◆ Aim of the exercise:
Give the data again, word for word.

==========

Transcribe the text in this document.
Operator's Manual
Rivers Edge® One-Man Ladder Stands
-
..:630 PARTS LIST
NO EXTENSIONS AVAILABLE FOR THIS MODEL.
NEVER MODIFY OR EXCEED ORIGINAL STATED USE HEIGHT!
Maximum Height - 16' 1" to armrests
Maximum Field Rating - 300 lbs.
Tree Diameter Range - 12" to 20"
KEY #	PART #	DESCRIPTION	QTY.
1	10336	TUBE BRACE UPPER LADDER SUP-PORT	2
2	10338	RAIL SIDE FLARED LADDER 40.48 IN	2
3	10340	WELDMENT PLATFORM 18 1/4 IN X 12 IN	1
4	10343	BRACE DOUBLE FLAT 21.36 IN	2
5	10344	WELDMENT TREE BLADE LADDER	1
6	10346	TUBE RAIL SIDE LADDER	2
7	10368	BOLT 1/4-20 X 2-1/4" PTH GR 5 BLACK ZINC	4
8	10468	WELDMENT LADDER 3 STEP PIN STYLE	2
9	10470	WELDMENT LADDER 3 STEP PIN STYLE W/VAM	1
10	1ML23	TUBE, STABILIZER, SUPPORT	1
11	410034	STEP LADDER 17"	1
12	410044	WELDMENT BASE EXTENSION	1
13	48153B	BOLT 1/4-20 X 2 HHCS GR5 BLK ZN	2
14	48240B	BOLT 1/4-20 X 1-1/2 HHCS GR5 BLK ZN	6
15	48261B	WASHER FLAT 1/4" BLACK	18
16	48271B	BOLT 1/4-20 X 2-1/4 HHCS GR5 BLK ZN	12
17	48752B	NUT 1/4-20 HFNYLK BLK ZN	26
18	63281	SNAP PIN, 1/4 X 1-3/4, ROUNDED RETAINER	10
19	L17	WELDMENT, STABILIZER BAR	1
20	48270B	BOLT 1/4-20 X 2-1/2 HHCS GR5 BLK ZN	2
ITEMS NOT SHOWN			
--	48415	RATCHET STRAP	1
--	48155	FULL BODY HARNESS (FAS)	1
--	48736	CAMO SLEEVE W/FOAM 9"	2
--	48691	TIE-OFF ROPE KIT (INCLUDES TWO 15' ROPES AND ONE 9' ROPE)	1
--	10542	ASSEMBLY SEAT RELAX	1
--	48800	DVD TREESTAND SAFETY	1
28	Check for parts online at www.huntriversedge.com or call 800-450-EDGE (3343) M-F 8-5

==========

◆ Answer:
Transcribe the text in this document.
Operator's Manual
Rivers Edge® One-Man Ladder Stands
-
..:630 PARTS LIST
NO EXTENSIONS AVAILABLE FOR THIS MODEL.
NEVER MODIFY OR EXCEED ORIGINAL STATED USE HEIGHT!
Maximum Height - 16' 1" to armrests
Maximum Field Rating - 300 lbs.
Tree Diameter Range - 12" to 20"
KEY #	PART #	DESCRIPTION	QTY.
1	10336	TUBE BRACE UPPER LADDER SUP-PORT	2
2	10338	RAIL SIDE FLARED LADDER 40.48 IN	2
3	10340	WELDMENT PLATFORM 18 1/4 IN X 12 IN	1
4	10343	BRACE DOUBLE FLAT 21.36 IN	2
5	10344	WELDMENT TREE BLADE LADDER	1
6	10346	TUBE RAIL SIDE LADDER	2
7	10368	BOLT 1/4-20 X 2-1/4" PTH GR 5 BLACK ZINC	4
8	10468	WELDMENT LADDER 3 STEP PIN STYLE	2
9	10470	WELDMENT LADDER 3 STEP PIN STYLE W/VAM	1
10	1ML23	TUBE, STABILIZER, SUPPORT	1
11	410034	STEP LADDER 17"	1
12	410044	WELDMENT BASE EXTENSION	1
13	48153B	BOLT 1/4-20 X 2 HHCS GR5 BLK ZN	2
14	48240B	BOLT 1/4-20 X 1-1/2 HHCS GR5 BLK ZN	6
15	48261B	WASHER FLAT 1/4" BLACK	18
16	48271B	BOLT 1/4-20 X 2-1/4 HHCS GR5 BLK ZN	12
17	48752B	NUT 1/4-20 HFNYLK BLK ZN	26
18	63281	SNAP PIN, 1/4 X 1-3/4, ROUNDED RETAINER	10
19	L17	WELDMENT, STABILIZER BAR	1
20	48270B	BOLT 1/4-20 X 2-1/2 HHCS GR5 BLK ZN	2
ITEMS NOT SHOWN			
--	48415	RATCHET STRAP	1
--	48155	FULL BODY HARNESS (FAS)	1
--	48736	CAMO SLEEVE W/FOAM 9"	2
--	48691	TIE-OFF ROPE KIT (INCLUDES TWO 15' ROPES AND ONE 9' ROPE)	1
--	10542	ASSEMBLY SEAT RELAX	1
--	48800	DVD TREESTAND SAFETY	1
28	Check for parts online at www.huntriversedge.com or call 800-450-EDGE (3343) M-F 8-5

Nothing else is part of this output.